__Problem to work on__. Transcribe all the entries word for word, omitting any pictures they contain.
────
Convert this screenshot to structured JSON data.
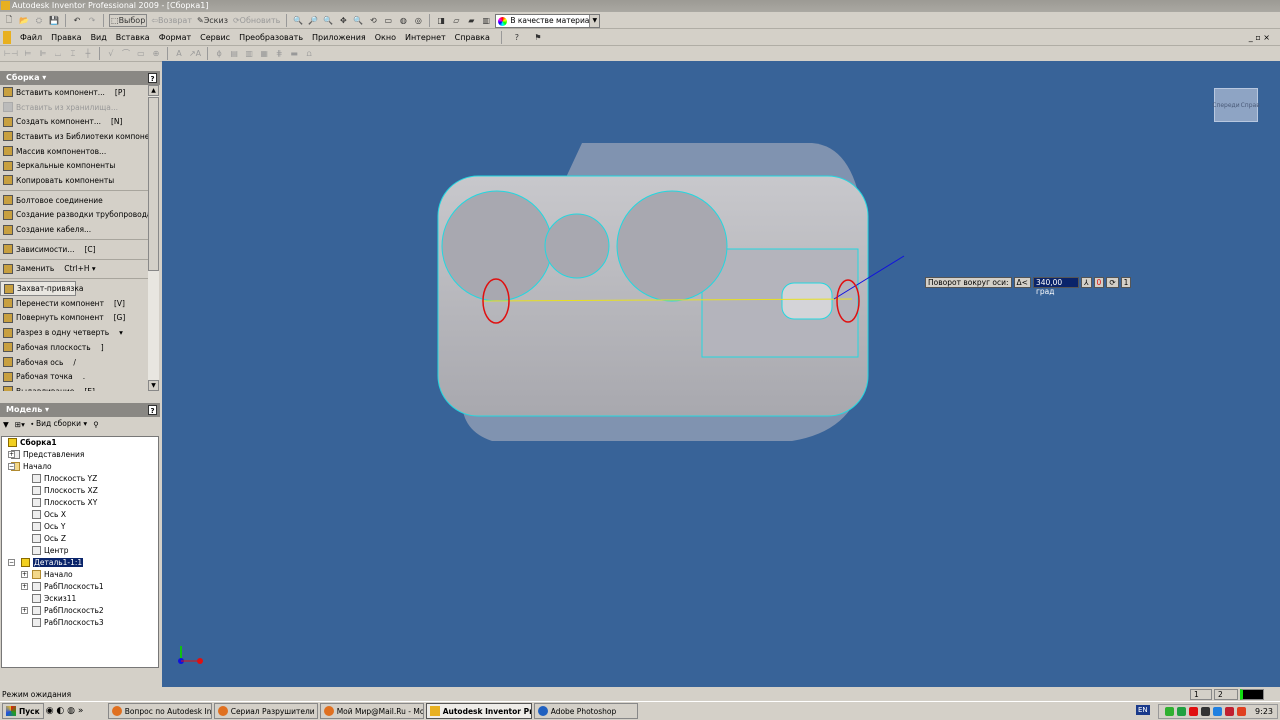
{
  "window": {
    "title": "Autodesk Inventor Professional 2009 - [Сборка1]"
  },
  "toolbar": {
    "select": "Выбор",
    "return": "Возврат",
    "sketch": "Эскиз",
    "update": "Обновить",
    "appearance": "В качестве материала"
  },
  "menu": [
    "Файл",
    "Правка",
    "Вид",
    "Вставка",
    "Формат",
    "Сервис",
    "Преобразовать",
    "Приложения",
    "Окно",
    "Интернет",
    "Справка"
  ],
  "assembly_panel": {
    "title": "Сборка ▾",
    "items": [
      {
        "label": "Вставить компонент...",
        "shortcut": "[P]"
      },
      {
        "label": "Вставить из хранилища...",
        "shortcut": "",
        "disabled": true
      },
      {
        "label": "Создать компонент...",
        "shortcut": "[N]"
      },
      {
        "label": "Вставить из Библиотеки компонентов.",
        "shortcut": ""
      },
      {
        "label": "Массив компонентов...",
        "shortcut": ""
      },
      {
        "label": "Зеркальные компоненты",
        "shortcut": ""
      },
      {
        "label": "Копировать компоненты",
        "shortcut": ""
      },
      {
        "label": "Болтовое соединение",
        "shortcut": ""
      },
      {
        "label": "Создание разводки трубопровода...",
        "shortcut": ""
      },
      {
        "label": "Создание кабеля...",
        "shortcut": ""
      },
      {
        "label": "Зависимости...",
        "shortcut": "[C]"
      },
      {
        "label": "Заменить",
        "shortcut": "Ctrl+H ▾"
      },
      {
        "label": "Захват-привязка",
        "shortcut": ""
      },
      {
        "label": "Перенести компонент",
        "shortcut": "[V]"
      },
      {
        "label": "Повернуть компонент",
        "shortcut": "[G]"
      },
      {
        "label": "Разрез в одну четверть",
        "shortcut": "▾"
      },
      {
        "label": "Рабочая плоскость",
        "shortcut": "]"
      },
      {
        "label": "Рабочая ось",
        "shortcut": "/"
      },
      {
        "label": "Рабочая точка",
        "shortcut": "."
      },
      {
        "label": "Выдавливание",
        "shortcut": "[E]"
      }
    ]
  },
  "model_panel": {
    "title": "Модель ▾",
    "view": "Вид сборки",
    "tree": [
      {
        "label": "Сборка1"
      },
      {
        "label": "Представления"
      },
      {
        "label": "Начало"
      },
      {
        "label": "Плоскость YZ"
      },
      {
        "label": "Плоскость XZ"
      },
      {
        "label": "Плоскость XY"
      },
      {
        "label": "Ось X"
      },
      {
        "label": "Ось Y"
      },
      {
        "label": "Ось Z"
      },
      {
        "label": "Центр"
      },
      {
        "label": "Деталь1-1:1"
      },
      {
        "label": "Начало"
      },
      {
        "label": "РабПлоскость1"
      },
      {
        "label": "Эскиз11"
      },
      {
        "label": "РабПлоскость2"
      },
      {
        "label": "РабПлоскость3"
      }
    ]
  },
  "viewcube": {
    "front": "Спереди",
    "right": "Справ"
  },
  "rotate_tool": {
    "label": "Поворот вокруг оси:",
    "delta": "Δ<",
    "value": "340,00 град",
    "zero": "0",
    "one": "1"
  },
  "status": {
    "text": "Режим ожидания",
    "box1": "1",
    "box2": "2"
  },
  "taskbar": {
    "start": "Пуск",
    "tasks": [
      "Вопрос по Autodesk Inv...",
      "Сериал Разрушители л...",
      "Мой Мир@Mail.Ru - Mozi...",
      "Autodesk Inventor Pr...",
      "Adobe Photoshop"
    ],
    "lang": "EN",
    "clock": "9:23"
  }
}
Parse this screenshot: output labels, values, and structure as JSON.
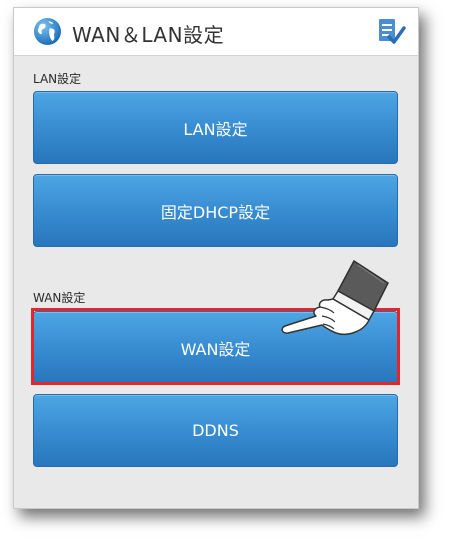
{
  "header": {
    "title": "WAN＆LAN設定",
    "globe_icon": "globe-icon",
    "edit_icon": "edit-check-icon"
  },
  "sections": {
    "lan": {
      "label": "LAN設定",
      "buttons": [
        "LAN設定",
        "固定DHCP設定"
      ]
    },
    "wan": {
      "label": "WAN設定",
      "buttons": [
        "WAN設定",
        "DDNS"
      ]
    }
  },
  "colors": {
    "button_blue": "#3a8fd3",
    "highlight_red": "#e3262a"
  },
  "annotation": {
    "pointer_icon": "pointing-hand-icon",
    "highlighted_button": "WAN設定"
  }
}
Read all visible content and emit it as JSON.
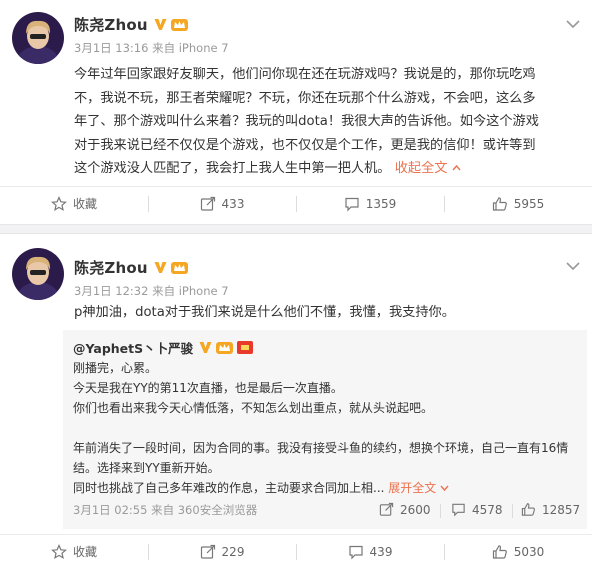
{
  "post1": {
    "author": "陈尧Zhou",
    "meta": "3月1日 13:16 来自 iPhone 7",
    "text_lines": [
      "今年过年回家跟好友聊天，他们问你现在还在玩游戏吗？我说是的，那你玩吃鸡",
      "不，我说不玩，那王者荣耀呢？不玩，你还在玩那个什么游戏，不会吧，这么多",
      "年了、那个游戏叫什么来着？我玩的叫dota！我很大声的告诉他。如今这个游戏",
      "对于我来说已经不仅仅是个游戏，也不仅仅是个工作，更是我的信仰！或许等到",
      "这个游戏没人匹配了，我会打上我人生中第一把人机。"
    ],
    "collapse_label": "收起全文",
    "actions": {
      "favorite": "收藏",
      "repost": "433",
      "comment": "1359",
      "like": "5955"
    }
  },
  "post2": {
    "author": "陈尧Zhou",
    "meta": "3月1日 12:32 来自 iPhone 7",
    "text": "p神加油，dota对于我们来说是什么他们不懂，我懂，我支持你。",
    "repost": {
      "author": "@YaphetS丶卜严骏",
      "text_lines": [
        "刚播完，心累。",
        "今天是我在YY的第11次直播，也是最后一次直播。",
        "你们也看出来我今天心情低落，不知怎么划出重点，就从头说起吧。",
        "",
        "年前消失了一段时间，因为合同的事。我没有接受斗鱼的续约，想换个环境，自己一直有16情",
        "结。选择来到YY重新开始。",
        "同时也挑战了自己多年难改的作息，主动要求合同加上相..."
      ],
      "expand_label": "展开全文",
      "meta": "3月1日 02:55 来自 360安全浏览器",
      "stats": {
        "repost": "2600",
        "comment": "4578",
        "like": "12857"
      }
    },
    "actions": {
      "favorite": "收藏",
      "repost": "229",
      "comment": "439",
      "like": "5030"
    }
  },
  "colors": {
    "link": "#eb7350",
    "verified": "#f5a623",
    "meta": "#9a9a9a"
  }
}
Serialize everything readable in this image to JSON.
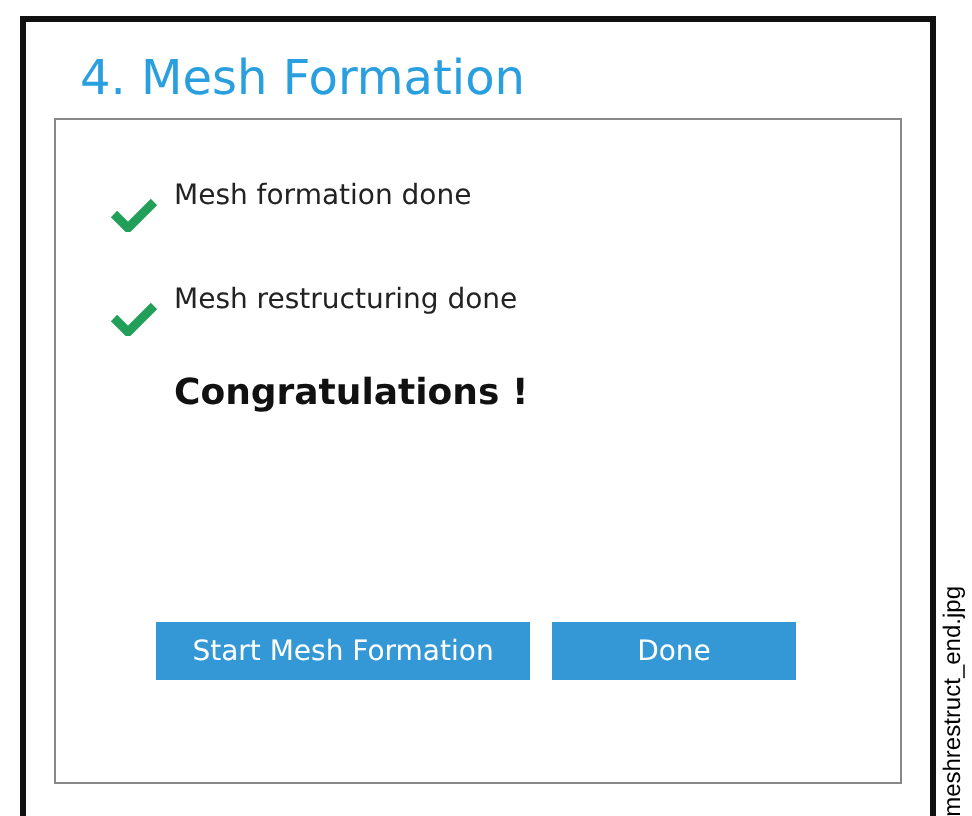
{
  "dialog": {
    "title": "4. Mesh Formation"
  },
  "steps": [
    {
      "label": "Mesh formation done",
      "done": true
    },
    {
      "label": "Mesh restructuring done",
      "done": true
    }
  ],
  "message": "Congratulations !",
  "buttons": [
    {
      "label": "Start Mesh Formation"
    },
    {
      "label": "Done"
    }
  ],
  "side_caption": "meshrestruct_end.jpg"
}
────
__Finished task__.
Convert this screenshot to structured JSON data.
{
  "window": {
    "title": "Autodesk Inventor Professional 2009 - [Сборка1]"
  },
  "toolbar": {
    "select": "Выбор",
    "return": "Возврат",
    "sketch": "Эскиз",
    "update": "Обновить",
    "appearance": "В качестве материала"
  },
  "menu": [
    "Файл",
    "Правка",
    "Вид",
    "Вставка",
    "Формат",
    "Сервис",
    "Преобразовать",
    "Приложения",
    "Окно",
    "Интернет",
    "Справка"
  ],
  "assembly_panel": {
    "title": "Сборка ▾",
    "items": [
      {
        "label": "Вставить компонент...",
        "shortcut": "[P]"
      },
      {
        "label": "Вставить из хранилища...",
        "shortcut": "",
        "disabled": true
      },
      {
        "label": "Создать компонент...",
        "shortcut": "[N]"
      },
      {
        "label": "Вставить из Библиотеки компонентов.",
        "shortcut": ""
      },
      {
        "label": "Массив компонентов...",
        "shortcut": ""
      },
      {
        "label": "Зеркальные компоненты",
        "shortcut": ""
      },
      {
        "label": "Копировать компоненты",
        "shortcut": ""
      },
      {
        "label": "Болтовое соединение",
        "shortcut": ""
      },
      {
        "label": "Создание разводки трубопровода...",
        "shortcut": ""
      },
      {
        "label": "Создание кабеля...",
        "shortcut": ""
      },
      {
        "label": "Зависимости...",
        "shortcut": "[C]"
      },
      {
        "label": "Заменить",
        "shortcut": "Ctrl+H ▾"
      },
      {
        "label": "Захват-привязка",
        "shortcut": ""
      },
      {
        "label": "Перенести компонент",
        "shortcut": "[V]"
      },
      {
        "label": "Повернуть компонент",
        "shortcut": "[G]"
      },
      {
        "label": "Разрез в одну четверть",
        "shortcut": "▾"
      },
      {
        "label": "Рабочая плоскость",
        "shortcut": "]"
      },
      {
        "label": "Рабочая ось",
        "shortcut": "/"
      },
      {
        "label": "Рабочая точка",
        "shortcut": "."
      },
      {
        "label": "Выдавливание",
        "shortcut": "[E]"
      }
    ]
  },
  "model_panel": {
    "title": "Модель ▾",
    "view": "Вид сборки",
    "tree": [
      {
        "label": "Сборка1"
      },
      {
        "label": "Представления"
      },
      {
        "label": "Начало"
      },
      {
        "label": "Плоскость YZ"
      },
      {
        "label": "Плоскость XZ"
      },
      {
        "label": "Плоскость XY"
      },
      {
        "label": "Ось X"
      },
      {
        "label": "Ось Y"
      },
      {
        "label": "Ось Z"
      },
      {
        "label": "Центр"
      },
      {
        "label": "Деталь1-1:1"
      },
      {
        "label": "Начало"
      },
      {
        "label": "РабПлоскость1"
      },
      {
        "label": "Эскиз11"
      },
      {
        "label": "РабПлоскость2"
      },
      {
        "label": "РабПлоскость3"
      }
    ]
  },
  "viewcube": {
    "front": "Спереди",
    "right": "Справ"
  },
  "rotate_tool": {
    "label": "Поворот вокруг оси:",
    "delta": "Δ<",
    "value": "340,00 град",
    "zero": "0",
    "one": "1"
  },
  "status": {
    "text": "Режим ожидания",
    "box1": "1",
    "box2": "2"
  },
  "taskbar": {
    "start": "Пуск",
    "tasks": [
      "Вопрос по Autodesk Inv...",
      "Сериал Разрушители л...",
      "Мой Мир@Mail.Ru - Mozi...",
      "Autodesk Inventor Pr...",
      "Adobe Photoshop"
    ],
    "lang": "EN",
    "clock": "9:23"
  }
}
Parse this screenshot: output labels, values, and structure as JSON.
{
  "header": {
    "title": "WAN＆LAN設定",
    "globe_icon": "globe-icon",
    "edit_icon": "edit-check-icon"
  },
  "sections": {
    "lan": {
      "label": "LAN設定",
      "buttons": [
        "LAN設定",
        "固定DHCP設定"
      ]
    },
    "wan": {
      "label": "WAN設定",
      "buttons": [
        "WAN設定",
        "DDNS"
      ]
    }
  },
  "colors": {
    "button_blue": "#3a8fd3",
    "highlight_red": "#e3262a"
  },
  "annotation": {
    "pointer_icon": "pointing-hand-icon",
    "highlighted_button": "WAN設定"
  }
}
Read all visible content and emit it as JSON.
{
  "post1": {
    "author": "陈尧Zhou",
    "meta": "3月1日 13:16 来自 iPhone 7",
    "text_lines": [
      "今年过年回家跟好友聊天，他们问你现在还在玩游戏吗？我说是的，那你玩吃鸡",
      "不，我说不玩，那王者荣耀呢？不玩，你还在玩那个什么游戏，不会吧，这么多",
      "年了、那个游戏叫什么来着？我玩的叫dota！我很大声的告诉他。如今这个游戏",
      "对于我来说已经不仅仅是个游戏，也不仅仅是个工作，更是我的信仰！或许等到",
      "这个游戏没人匹配了，我会打上我人生中第一把人机。"
    ],
    "collapse_label": "收起全文",
    "actions": {
      "favorite": "收藏",
      "repost": "433",
      "comment": "1359",
      "like": "5955"
    }
  },
  "post2": {
    "author": "陈尧Zhou",
    "meta": "3月1日 12:32 来自 iPhone 7",
    "text": "p神加油，dota对于我们来说是什么他们不懂，我懂，我支持你。",
    "repost": {
      "author": "@YaphetS丶卜严骏",
      "text_lines": [
        "刚播完，心累。",
        "今天是我在YY的第11次直播，也是最后一次直播。",
        "你们也看出来我今天心情低落，不知怎么划出重点，就从头说起吧。",
        "",
        "年前消失了一段时间，因为合同的事。我没有接受斗鱼的续约，想换个环境，自己一直有16情",
        "结。选择来到YY重新开始。",
        "同时也挑战了自己多年难改的作息，主动要求合同加上相..."
      ],
      "expand_label": "展开全文",
      "meta": "3月1日 02:55 来自 360安全浏览器",
      "stats": {
        "repost": "2600",
        "comment": "4578",
        "like": "12857"
      }
    },
    "actions": {
      "favorite": "收藏",
      "repost": "229",
      "comment": "439",
      "like": "5030"
    }
  },
  "colors": {
    "link": "#eb7350",
    "verified": "#f5a623",
    "meta": "#9a9a9a"
  }
}
Serialize everything readable in this image to JSON.
{
  "dialog": {
    "title": "4. Mesh Formation"
  },
  "steps": [
    {
      "label": "Mesh formation done",
      "done": true
    },
    {
      "label": "Mesh restructuring done",
      "done": true
    }
  ],
  "message": "Congratulations !",
  "buttons": [
    {
      "label": "Start Mesh Formation"
    },
    {
      "label": "Done"
    }
  ],
  "side_caption": "meshrestruct_end.jpg"
}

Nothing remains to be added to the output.